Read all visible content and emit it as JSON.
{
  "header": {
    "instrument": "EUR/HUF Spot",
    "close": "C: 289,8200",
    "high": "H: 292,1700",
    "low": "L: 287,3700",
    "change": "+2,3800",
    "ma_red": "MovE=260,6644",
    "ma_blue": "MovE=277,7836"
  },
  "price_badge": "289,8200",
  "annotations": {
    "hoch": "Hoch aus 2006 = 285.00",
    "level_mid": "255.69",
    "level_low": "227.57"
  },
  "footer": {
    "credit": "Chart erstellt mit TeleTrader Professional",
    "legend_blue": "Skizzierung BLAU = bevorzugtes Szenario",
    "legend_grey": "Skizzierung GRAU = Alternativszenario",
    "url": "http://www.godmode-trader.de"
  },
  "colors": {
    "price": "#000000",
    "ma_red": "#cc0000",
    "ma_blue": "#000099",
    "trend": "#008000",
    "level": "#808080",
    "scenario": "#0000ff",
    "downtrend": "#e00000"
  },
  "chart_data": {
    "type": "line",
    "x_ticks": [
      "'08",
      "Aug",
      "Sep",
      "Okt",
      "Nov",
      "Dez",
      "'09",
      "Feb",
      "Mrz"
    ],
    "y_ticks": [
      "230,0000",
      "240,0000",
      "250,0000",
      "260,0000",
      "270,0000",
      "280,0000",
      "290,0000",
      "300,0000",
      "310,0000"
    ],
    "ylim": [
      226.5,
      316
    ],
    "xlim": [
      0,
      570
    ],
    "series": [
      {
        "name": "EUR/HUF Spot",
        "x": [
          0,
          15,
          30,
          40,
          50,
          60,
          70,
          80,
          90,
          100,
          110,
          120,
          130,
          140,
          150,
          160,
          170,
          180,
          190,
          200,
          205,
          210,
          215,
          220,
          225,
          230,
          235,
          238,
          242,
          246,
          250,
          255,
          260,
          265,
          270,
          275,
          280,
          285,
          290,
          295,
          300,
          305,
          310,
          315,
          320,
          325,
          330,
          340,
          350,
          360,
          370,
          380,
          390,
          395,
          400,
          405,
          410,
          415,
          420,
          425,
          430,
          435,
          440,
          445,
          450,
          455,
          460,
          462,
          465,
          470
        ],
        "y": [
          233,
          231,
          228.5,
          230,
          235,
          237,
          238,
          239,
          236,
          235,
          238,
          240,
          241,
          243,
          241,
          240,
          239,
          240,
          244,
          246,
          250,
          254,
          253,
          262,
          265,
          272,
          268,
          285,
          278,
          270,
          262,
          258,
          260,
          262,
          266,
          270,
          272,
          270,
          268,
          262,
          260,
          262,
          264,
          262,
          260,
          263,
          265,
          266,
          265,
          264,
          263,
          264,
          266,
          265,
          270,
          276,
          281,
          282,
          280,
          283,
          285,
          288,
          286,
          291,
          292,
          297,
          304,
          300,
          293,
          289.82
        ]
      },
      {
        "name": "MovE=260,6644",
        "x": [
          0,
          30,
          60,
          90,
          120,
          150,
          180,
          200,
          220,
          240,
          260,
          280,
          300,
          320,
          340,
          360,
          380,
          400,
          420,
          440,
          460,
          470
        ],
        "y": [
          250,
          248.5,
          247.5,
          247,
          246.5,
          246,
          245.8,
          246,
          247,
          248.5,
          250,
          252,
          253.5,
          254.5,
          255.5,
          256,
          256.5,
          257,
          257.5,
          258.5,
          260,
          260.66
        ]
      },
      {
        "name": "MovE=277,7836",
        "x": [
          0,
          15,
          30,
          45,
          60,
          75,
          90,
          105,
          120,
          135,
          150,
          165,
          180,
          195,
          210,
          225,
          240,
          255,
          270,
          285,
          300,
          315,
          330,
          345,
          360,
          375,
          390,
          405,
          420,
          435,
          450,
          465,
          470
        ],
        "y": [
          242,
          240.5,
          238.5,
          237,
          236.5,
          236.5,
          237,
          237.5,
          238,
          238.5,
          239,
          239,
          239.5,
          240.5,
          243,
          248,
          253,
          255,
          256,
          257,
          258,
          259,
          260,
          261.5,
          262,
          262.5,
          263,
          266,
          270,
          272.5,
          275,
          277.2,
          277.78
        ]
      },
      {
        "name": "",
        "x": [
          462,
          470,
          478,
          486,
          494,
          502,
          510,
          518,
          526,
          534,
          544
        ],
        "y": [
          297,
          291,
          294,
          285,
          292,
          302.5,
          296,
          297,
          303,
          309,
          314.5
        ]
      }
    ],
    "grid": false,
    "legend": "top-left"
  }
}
· · · · ·
**Task:** Exactly how many lines of the listing above contain the string "Spot"? Give no more than the number.

**Correct response:** 2